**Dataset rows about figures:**
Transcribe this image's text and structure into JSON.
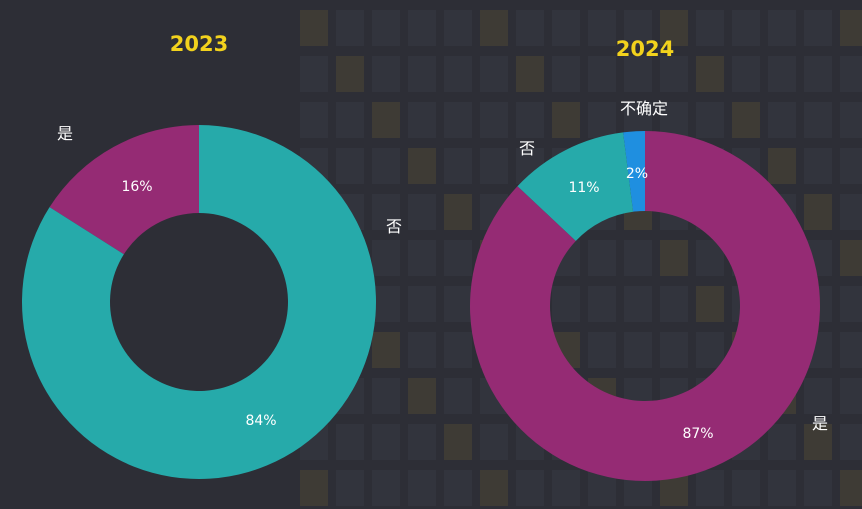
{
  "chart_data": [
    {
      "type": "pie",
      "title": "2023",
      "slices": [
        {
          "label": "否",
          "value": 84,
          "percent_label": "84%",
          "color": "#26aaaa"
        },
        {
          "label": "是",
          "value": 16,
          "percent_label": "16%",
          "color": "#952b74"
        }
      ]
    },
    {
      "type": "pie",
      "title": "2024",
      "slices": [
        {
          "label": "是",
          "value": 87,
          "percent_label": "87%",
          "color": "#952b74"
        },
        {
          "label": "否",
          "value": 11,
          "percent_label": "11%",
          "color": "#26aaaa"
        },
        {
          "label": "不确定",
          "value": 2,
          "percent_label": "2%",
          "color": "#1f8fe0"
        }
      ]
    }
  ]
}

**TASK STATEMENT:** Leave out the pictures and output every record above precisely as given.

**RESPONSE TO THIS EXERCISE:**
Transcribe this image's text and structure into JSON.
{
  "chart_data": [
    {
      "type": "pie",
      "title": "2023",
      "slices": [
        {
          "label": "否",
          "value": 84,
          "percent_label": "84%",
          "color": "#26aaaa"
        },
        {
          "label": "是",
          "value": 16,
          "percent_label": "16%",
          "color": "#952b74"
        }
      ]
    },
    {
      "type": "pie",
      "title": "2024",
      "slices": [
        {
          "label": "是",
          "value": 87,
          "percent_label": "87%",
          "color": "#952b74"
        },
        {
          "label": "否",
          "value": 11,
          "percent_label": "11%",
          "color": "#26aaaa"
        },
        {
          "label": "不确定",
          "value": 2,
          "percent_label": "2%",
          "color": "#1f8fe0"
        }
      ]
    }
  ]
}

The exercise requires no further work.